**WHAT TO DO:**
Find the lines that contain the word "Total" and copy each one.
----- RECORDS FOR THIS TASK
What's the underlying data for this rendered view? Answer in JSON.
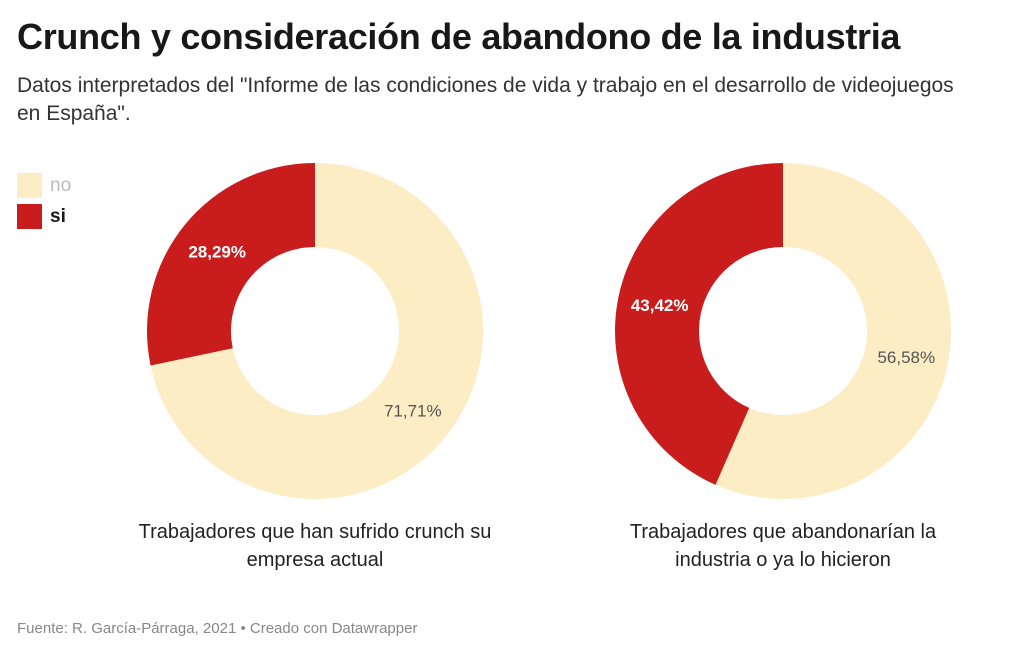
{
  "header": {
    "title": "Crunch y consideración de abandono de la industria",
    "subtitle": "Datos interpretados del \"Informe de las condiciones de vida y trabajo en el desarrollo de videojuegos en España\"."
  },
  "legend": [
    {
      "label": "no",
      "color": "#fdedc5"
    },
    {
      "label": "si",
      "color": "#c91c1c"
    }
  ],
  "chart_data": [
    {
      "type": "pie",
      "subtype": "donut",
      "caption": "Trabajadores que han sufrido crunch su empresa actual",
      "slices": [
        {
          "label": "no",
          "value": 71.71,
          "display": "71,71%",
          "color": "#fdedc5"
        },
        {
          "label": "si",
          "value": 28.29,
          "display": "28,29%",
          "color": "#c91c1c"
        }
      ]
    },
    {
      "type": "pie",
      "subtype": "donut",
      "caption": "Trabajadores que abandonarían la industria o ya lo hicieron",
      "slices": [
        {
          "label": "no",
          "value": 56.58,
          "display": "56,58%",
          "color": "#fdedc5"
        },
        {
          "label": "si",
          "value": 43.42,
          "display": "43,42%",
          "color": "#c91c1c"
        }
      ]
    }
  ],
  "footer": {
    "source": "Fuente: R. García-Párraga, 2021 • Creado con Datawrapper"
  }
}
----------
----- RECORDS FOR THIS TASK
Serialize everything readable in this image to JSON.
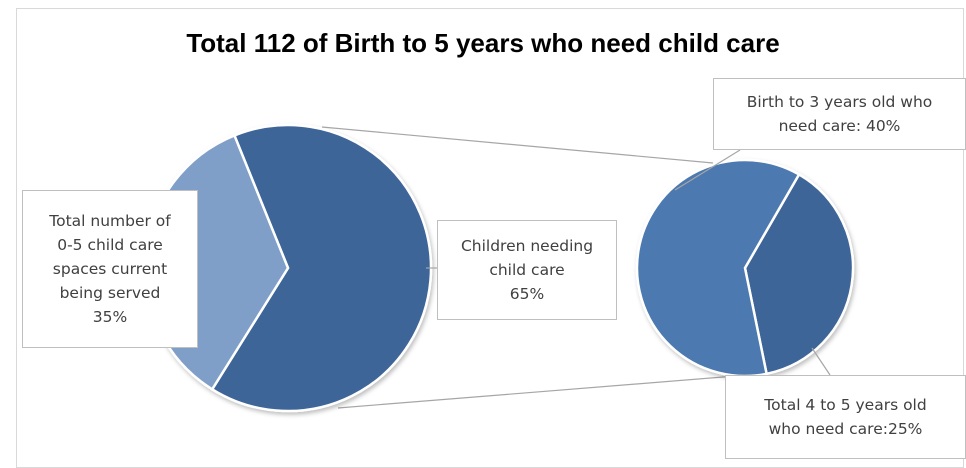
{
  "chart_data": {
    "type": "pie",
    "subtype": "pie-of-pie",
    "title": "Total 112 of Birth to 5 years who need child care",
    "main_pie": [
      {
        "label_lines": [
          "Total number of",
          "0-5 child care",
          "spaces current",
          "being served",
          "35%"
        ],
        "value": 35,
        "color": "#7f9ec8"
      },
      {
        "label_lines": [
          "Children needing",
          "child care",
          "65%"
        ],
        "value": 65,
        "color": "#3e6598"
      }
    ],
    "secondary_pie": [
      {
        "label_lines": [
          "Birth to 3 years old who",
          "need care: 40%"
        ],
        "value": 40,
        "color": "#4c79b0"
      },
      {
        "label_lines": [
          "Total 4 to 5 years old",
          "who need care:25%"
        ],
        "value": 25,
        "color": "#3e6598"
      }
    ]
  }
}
----------
**RESULT FOR THIS TASK:**
    "title": "Total 112 of Birth to 5 years who need child care",
          "Total number of",
          "Total 4 to 5 years old",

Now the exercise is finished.